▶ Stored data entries
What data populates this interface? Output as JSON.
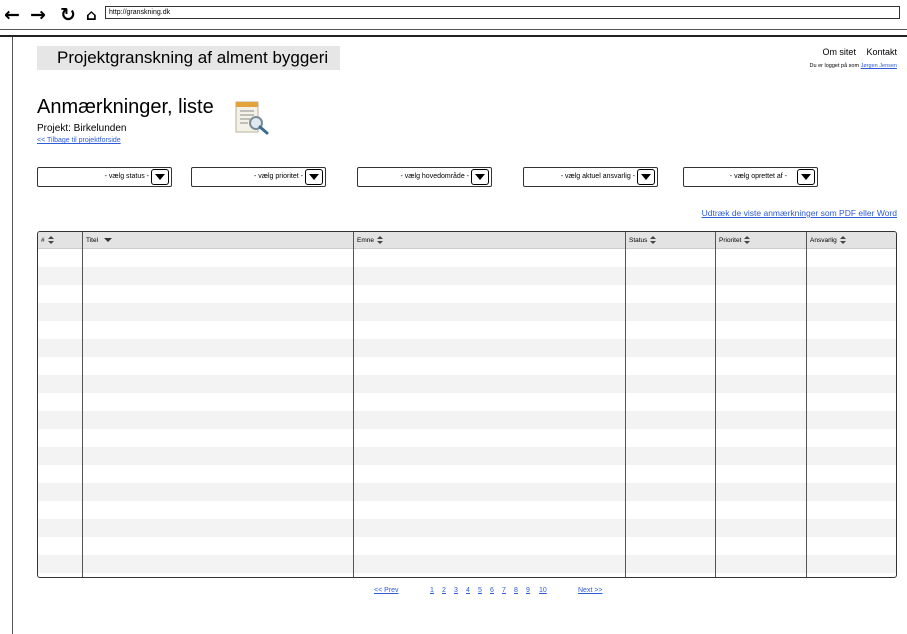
{
  "browser": {
    "back_icon": "arrow-left-icon",
    "forward_icon": "arrow-right-icon",
    "reload_icon": "reload-icon",
    "home_icon": "home-icon",
    "url": "http://granskning.dk"
  },
  "header": {
    "site_title": "Projektgranskning af alment byggeri",
    "links": {
      "about": "Om sitet",
      "contact": "Kontakt"
    },
    "logged_in_text": "Du er logget på som",
    "user_name": "Jørgen Jensen"
  },
  "page": {
    "title": "Anmærkninger, liste",
    "project_label": "Projekt: Birkelunden",
    "back_link": "<< Tilbage til projektforside",
    "icon": "document-search-icon"
  },
  "filters": {
    "status": "- vælg status -",
    "priority": "- vælg prioritet -",
    "main_area": "- vælg hovedområde -",
    "responsible": "- vælg aktuel ansvarlig -",
    "created_by": "- vælg oprettet af -"
  },
  "export_link": "Udtræk de viste anmærkninger som PDF eller Word",
  "table": {
    "columns": {
      "number": "#",
      "title": "Titel",
      "subject": "Emne",
      "status": "Status",
      "priority": "Prioritet",
      "responsible": "Ansvarlig"
    },
    "rows": []
  },
  "pagination": {
    "prev": "<< Prev",
    "pages": [
      "1",
      "2",
      "3",
      "4",
      "5",
      "6",
      "7",
      "8",
      "9",
      "10"
    ],
    "next": "Next >>"
  }
}
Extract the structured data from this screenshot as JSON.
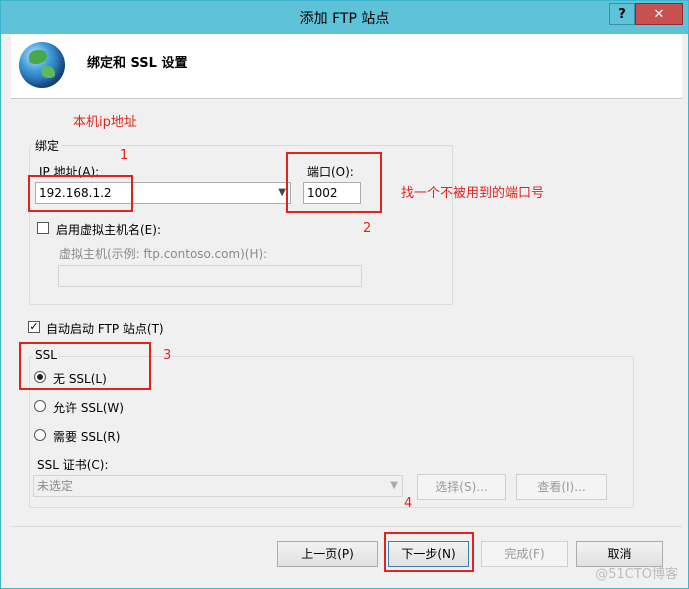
{
  "window": {
    "title": "添加 FTP 站点",
    "help_label": "?",
    "close_label": "✕"
  },
  "header": {
    "title": "绑定和 SSL 设置",
    "icon": "globe-icon"
  },
  "annotations": {
    "local_ip": "本机ip地址",
    "n1": "1",
    "n2": "2",
    "n3": "3",
    "n4": "4",
    "unused_port": "找一个不被用到的端口号",
    "color": "#e0231c"
  },
  "binding": {
    "group_label": "绑定",
    "ip_label": "IP 地址(A):",
    "ip_value": "192.168.1.2",
    "port_label": "端口(O):",
    "port_value": "1002",
    "virtual_host_checkbox": "启用虚拟主机名(E):",
    "virtual_host_checked": false,
    "virtual_host_label": "虚拟主机(示例: ftp.contoso.com)(H):",
    "virtual_host_value": ""
  },
  "autostart": {
    "label": "自动启动 FTP 站点(T)",
    "checked": true
  },
  "ssl": {
    "group_label": "SSL",
    "options": [
      {
        "label": "无 SSL(L)",
        "selected": true
      },
      {
        "label": "允许 SSL(W)",
        "selected": false
      },
      {
        "label": "需要 SSL(R)",
        "selected": false
      }
    ],
    "cert_label": "SSL 证书(C):",
    "cert_value": "未选定",
    "select_button": "选择(S)...",
    "view_button": "查看(I)..."
  },
  "footer": {
    "prev": "上一页(P)",
    "next": "下一步(N)",
    "finish": "完成(F)",
    "cancel": "取消"
  },
  "watermark": "@51CTO博客"
}
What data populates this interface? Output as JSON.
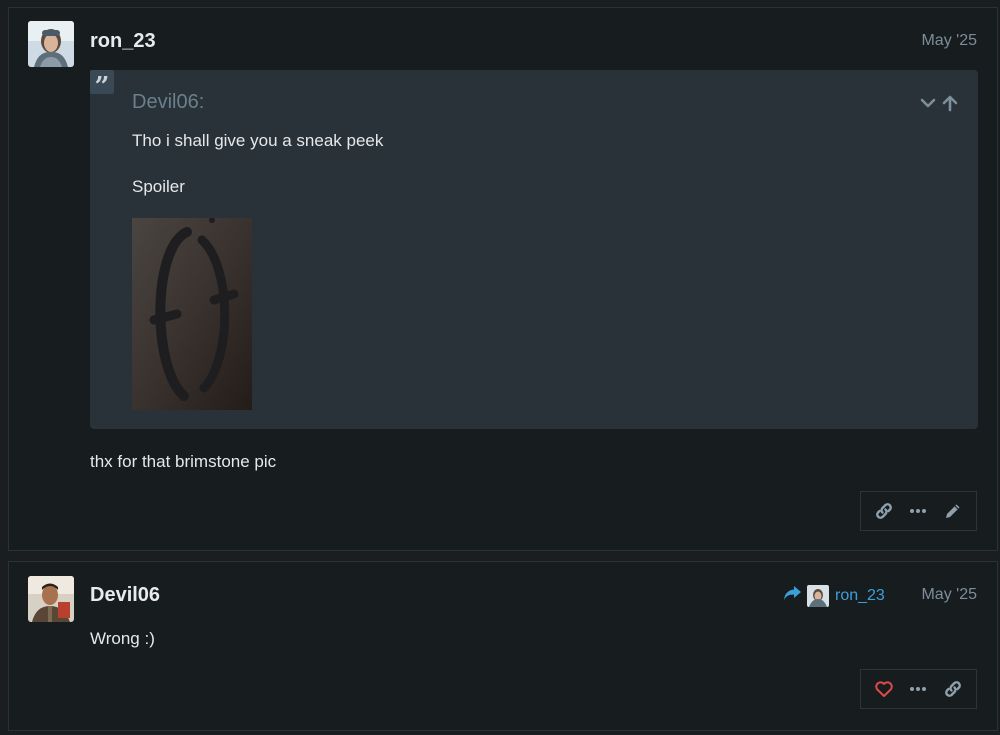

▶ THE PROBLEM
Go through the records above and copy every line with the word "arrow".

▶ RESPONSE BELOW
    "back_icon": "arrow-left-icon",
    "forward_icon": "arrow-right-icon",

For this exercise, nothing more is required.